* _TASK GOAL_:
Print everything from the start of the items down to the line that contains "dotted-block[interactable]: [616, 891, 665, 935]", both ends included, reproducing each line verbatim.

* _DATA EXTRACT_:

((

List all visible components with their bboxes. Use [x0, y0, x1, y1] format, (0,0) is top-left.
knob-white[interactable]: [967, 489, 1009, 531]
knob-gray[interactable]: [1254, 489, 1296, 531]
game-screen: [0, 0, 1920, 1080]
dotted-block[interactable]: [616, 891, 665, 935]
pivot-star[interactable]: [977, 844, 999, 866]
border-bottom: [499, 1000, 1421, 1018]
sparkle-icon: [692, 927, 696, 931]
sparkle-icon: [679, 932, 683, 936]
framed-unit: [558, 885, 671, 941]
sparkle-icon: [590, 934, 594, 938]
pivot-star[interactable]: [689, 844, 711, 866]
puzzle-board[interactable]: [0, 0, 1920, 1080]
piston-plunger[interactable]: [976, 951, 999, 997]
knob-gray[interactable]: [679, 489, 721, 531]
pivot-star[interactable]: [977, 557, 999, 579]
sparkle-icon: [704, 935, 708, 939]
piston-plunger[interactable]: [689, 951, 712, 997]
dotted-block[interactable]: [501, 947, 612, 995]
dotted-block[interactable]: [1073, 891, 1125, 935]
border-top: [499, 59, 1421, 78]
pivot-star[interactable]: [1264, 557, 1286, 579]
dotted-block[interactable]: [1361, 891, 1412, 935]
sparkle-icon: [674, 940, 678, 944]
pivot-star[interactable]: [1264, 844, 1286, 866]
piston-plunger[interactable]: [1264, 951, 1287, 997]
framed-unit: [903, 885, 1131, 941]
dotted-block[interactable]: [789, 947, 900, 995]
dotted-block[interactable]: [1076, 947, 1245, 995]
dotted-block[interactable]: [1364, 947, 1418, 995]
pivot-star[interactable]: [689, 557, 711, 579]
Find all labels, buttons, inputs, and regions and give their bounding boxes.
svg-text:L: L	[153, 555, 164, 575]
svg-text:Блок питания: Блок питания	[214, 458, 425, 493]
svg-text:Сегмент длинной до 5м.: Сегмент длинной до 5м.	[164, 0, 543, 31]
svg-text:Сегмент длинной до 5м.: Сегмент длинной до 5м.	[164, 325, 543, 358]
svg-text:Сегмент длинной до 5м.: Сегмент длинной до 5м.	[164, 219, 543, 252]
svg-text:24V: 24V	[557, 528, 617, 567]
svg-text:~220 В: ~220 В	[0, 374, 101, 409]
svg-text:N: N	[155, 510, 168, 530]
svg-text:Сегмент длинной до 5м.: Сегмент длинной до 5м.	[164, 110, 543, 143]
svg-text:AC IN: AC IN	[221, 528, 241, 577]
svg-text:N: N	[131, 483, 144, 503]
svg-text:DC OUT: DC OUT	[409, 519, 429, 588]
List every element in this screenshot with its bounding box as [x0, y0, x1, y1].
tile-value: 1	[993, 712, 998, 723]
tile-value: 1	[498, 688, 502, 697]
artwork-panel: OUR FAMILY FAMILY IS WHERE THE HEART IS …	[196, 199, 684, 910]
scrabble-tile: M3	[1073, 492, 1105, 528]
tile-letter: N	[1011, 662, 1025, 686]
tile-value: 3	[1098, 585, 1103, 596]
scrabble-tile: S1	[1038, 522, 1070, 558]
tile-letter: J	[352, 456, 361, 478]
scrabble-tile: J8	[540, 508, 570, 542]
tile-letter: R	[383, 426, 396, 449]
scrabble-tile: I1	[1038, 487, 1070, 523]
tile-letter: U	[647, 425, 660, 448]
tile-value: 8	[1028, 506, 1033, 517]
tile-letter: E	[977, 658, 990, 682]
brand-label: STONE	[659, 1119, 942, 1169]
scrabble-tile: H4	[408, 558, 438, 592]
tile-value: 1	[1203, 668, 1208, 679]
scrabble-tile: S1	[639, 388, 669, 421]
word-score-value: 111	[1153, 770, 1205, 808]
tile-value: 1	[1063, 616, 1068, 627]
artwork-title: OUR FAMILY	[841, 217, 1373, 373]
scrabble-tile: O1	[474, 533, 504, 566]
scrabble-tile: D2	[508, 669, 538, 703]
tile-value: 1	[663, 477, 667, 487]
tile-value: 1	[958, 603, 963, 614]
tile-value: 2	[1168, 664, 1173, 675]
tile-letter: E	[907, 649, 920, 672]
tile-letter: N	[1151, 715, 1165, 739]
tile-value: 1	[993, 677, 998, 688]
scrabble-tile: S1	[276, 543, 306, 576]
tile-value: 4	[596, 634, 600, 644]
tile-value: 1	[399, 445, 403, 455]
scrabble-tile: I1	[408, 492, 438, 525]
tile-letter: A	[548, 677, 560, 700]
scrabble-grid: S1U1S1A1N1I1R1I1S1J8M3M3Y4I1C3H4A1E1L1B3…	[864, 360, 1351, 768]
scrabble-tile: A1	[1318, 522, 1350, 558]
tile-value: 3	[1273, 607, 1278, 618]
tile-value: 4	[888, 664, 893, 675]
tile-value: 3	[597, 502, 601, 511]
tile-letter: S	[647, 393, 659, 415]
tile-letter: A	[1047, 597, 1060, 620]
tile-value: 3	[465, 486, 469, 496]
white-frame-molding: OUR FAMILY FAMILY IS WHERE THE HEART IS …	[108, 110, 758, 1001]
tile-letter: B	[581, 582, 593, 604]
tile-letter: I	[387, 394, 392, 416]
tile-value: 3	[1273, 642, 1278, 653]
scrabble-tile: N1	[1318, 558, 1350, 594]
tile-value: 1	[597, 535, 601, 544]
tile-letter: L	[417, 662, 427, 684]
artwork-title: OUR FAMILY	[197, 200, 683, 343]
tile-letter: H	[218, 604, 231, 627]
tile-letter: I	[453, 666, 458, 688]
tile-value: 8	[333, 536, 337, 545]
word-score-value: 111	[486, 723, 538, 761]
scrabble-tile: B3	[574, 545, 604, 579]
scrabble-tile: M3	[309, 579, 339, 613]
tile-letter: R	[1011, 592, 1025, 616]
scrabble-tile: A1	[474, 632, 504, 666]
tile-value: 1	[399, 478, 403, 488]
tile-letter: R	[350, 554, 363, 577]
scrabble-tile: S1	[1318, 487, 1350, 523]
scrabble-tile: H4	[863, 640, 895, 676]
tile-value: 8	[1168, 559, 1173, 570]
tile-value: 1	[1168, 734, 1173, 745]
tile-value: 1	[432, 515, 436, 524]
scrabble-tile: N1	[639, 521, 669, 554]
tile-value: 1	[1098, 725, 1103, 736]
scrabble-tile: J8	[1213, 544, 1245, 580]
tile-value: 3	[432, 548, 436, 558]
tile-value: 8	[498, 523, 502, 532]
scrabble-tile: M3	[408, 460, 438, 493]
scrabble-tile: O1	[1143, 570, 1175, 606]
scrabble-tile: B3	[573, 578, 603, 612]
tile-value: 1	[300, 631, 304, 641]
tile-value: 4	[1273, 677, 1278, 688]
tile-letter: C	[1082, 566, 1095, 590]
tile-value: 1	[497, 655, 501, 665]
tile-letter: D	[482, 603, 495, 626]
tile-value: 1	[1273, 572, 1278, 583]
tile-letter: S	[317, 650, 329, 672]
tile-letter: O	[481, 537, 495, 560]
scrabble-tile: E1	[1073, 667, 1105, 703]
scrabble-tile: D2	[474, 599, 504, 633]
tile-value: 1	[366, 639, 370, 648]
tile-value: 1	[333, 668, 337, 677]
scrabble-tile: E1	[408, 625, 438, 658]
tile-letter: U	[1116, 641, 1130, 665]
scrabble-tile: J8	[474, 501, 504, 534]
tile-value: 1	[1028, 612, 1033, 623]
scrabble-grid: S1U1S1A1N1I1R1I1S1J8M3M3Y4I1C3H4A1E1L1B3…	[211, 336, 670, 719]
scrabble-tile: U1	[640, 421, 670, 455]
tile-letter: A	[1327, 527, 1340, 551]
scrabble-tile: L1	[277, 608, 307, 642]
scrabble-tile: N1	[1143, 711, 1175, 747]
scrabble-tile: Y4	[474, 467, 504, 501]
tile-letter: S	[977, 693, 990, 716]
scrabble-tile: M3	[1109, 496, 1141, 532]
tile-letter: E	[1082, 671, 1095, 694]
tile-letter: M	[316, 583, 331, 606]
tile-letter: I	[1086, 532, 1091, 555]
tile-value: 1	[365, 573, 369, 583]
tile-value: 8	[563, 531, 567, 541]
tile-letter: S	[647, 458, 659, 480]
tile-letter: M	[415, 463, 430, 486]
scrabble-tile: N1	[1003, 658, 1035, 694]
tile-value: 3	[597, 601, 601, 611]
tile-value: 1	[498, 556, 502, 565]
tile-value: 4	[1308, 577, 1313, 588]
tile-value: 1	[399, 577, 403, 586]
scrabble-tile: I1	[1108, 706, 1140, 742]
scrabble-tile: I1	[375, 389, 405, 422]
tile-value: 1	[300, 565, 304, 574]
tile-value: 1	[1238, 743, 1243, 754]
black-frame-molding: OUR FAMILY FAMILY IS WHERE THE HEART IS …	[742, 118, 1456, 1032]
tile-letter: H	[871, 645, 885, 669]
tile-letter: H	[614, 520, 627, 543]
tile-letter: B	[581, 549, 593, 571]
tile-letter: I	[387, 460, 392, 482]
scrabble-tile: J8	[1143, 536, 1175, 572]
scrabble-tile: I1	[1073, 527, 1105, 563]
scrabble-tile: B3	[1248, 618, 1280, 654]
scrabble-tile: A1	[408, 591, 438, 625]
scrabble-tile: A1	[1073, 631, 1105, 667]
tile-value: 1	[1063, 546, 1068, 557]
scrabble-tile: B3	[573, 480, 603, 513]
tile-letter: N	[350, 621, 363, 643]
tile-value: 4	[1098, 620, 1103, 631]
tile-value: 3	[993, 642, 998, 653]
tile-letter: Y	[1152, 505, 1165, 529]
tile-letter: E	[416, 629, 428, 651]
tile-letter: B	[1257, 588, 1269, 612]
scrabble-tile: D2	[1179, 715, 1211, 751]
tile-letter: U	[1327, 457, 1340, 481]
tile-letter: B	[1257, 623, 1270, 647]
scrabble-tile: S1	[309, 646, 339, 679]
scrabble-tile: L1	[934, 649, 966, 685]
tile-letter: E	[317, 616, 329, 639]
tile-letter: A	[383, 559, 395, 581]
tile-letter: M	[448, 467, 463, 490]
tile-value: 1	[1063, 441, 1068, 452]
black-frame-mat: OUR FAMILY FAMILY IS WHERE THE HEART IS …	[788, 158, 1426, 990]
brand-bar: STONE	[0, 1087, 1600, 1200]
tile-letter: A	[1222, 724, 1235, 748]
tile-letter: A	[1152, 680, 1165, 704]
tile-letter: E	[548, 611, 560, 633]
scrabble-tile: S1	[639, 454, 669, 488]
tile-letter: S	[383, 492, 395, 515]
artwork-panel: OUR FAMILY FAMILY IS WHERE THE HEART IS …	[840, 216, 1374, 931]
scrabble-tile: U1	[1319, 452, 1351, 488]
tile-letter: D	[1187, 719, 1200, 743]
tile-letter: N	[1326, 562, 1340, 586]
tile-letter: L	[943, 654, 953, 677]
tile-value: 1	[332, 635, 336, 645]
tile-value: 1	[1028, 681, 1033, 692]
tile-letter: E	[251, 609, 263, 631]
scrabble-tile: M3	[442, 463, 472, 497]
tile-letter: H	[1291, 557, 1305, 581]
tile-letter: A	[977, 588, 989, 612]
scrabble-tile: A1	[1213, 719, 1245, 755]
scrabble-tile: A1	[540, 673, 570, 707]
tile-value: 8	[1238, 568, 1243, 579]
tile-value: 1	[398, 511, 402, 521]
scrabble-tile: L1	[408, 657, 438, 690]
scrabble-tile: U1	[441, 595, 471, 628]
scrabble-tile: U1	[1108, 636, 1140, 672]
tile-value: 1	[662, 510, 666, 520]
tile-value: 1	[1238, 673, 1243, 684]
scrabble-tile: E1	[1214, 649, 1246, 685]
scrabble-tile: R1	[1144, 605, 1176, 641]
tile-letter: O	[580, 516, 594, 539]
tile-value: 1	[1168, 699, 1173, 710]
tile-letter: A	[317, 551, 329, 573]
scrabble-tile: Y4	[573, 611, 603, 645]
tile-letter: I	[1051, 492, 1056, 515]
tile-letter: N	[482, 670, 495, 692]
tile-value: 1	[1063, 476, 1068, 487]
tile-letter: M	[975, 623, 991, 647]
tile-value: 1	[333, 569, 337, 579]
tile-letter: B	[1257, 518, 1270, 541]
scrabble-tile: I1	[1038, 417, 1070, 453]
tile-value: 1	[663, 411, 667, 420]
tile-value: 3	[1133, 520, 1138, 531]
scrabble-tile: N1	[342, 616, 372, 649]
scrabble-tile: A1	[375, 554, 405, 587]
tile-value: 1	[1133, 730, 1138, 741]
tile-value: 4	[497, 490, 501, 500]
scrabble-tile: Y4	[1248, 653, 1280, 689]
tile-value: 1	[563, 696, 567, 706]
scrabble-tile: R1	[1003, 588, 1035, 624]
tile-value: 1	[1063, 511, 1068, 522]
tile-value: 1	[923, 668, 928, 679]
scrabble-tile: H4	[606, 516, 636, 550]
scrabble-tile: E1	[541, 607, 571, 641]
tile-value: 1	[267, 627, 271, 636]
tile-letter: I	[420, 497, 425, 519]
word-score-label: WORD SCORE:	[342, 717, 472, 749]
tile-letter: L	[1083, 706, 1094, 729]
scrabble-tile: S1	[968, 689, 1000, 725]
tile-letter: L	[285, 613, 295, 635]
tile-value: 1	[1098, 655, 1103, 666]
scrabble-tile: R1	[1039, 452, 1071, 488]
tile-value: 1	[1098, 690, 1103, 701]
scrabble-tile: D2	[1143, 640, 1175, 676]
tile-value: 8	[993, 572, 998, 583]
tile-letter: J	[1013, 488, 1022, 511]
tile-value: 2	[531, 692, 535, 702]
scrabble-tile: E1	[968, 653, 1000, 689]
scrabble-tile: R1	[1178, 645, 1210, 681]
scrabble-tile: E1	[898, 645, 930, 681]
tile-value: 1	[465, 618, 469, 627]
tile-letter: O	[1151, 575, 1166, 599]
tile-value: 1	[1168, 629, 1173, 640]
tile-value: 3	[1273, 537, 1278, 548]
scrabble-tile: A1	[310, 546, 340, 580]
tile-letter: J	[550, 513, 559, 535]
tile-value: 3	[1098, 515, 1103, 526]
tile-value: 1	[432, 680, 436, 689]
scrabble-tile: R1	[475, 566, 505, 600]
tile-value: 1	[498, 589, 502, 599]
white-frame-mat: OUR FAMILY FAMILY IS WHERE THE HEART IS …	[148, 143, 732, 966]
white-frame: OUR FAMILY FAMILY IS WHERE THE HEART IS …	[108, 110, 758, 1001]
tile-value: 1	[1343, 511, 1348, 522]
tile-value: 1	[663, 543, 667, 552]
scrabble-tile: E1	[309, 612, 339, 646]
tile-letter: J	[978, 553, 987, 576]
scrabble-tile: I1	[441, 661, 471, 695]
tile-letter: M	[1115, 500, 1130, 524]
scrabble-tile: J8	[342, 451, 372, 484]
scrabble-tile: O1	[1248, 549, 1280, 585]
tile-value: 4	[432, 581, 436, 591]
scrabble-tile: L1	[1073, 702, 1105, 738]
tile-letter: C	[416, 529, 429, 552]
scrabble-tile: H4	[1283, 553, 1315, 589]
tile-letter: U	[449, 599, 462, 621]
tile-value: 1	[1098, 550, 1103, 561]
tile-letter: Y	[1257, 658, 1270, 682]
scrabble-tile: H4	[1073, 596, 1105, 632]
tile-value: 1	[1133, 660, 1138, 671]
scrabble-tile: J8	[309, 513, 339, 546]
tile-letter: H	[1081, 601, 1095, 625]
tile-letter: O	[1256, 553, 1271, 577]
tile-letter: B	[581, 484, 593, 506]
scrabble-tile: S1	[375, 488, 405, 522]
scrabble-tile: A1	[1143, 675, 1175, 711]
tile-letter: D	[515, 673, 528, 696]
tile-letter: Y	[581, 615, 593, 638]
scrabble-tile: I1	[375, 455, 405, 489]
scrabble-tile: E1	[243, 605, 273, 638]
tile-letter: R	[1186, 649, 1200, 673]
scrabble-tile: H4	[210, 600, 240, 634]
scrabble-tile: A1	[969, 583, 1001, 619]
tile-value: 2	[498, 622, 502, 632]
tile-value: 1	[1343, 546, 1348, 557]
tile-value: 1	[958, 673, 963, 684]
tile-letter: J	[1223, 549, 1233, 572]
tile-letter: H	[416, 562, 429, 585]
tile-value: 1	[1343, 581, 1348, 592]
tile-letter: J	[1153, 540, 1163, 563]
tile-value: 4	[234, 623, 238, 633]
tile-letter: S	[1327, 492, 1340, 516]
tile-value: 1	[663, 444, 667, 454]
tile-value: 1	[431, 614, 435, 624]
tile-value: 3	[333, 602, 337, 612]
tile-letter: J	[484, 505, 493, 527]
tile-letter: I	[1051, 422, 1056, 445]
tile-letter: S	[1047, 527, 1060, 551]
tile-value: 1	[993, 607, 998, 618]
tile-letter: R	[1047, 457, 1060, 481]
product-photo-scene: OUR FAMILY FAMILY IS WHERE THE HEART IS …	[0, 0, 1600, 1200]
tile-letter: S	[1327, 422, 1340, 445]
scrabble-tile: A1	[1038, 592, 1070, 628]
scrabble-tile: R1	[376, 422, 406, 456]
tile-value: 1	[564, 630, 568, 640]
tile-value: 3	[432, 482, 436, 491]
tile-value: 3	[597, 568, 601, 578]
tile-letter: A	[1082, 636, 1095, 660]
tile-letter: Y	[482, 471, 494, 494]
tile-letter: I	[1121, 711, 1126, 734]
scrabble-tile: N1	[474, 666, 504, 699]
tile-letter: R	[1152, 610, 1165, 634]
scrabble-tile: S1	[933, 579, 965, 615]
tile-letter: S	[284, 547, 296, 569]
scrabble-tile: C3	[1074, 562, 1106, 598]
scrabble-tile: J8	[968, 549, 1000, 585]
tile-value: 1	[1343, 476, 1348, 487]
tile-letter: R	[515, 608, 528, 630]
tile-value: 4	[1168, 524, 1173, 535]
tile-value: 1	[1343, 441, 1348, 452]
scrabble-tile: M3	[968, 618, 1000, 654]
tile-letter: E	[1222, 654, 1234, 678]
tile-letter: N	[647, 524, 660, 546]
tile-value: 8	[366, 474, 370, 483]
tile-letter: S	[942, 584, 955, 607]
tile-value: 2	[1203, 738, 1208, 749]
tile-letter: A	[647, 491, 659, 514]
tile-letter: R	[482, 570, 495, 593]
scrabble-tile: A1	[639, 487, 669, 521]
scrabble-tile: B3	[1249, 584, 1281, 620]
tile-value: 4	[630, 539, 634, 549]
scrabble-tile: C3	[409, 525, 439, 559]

))

* _FULL ANSWER_:
List all visible components with their bboxes. Use [x0, y0, x1, y1] format, (0,0) is top-left.
knob-white[interactable]: [967, 489, 1009, 531]
knob-gray[interactable]: [1254, 489, 1296, 531]
game-screen: [0, 0, 1920, 1080]
dotted-block[interactable]: [616, 891, 665, 935]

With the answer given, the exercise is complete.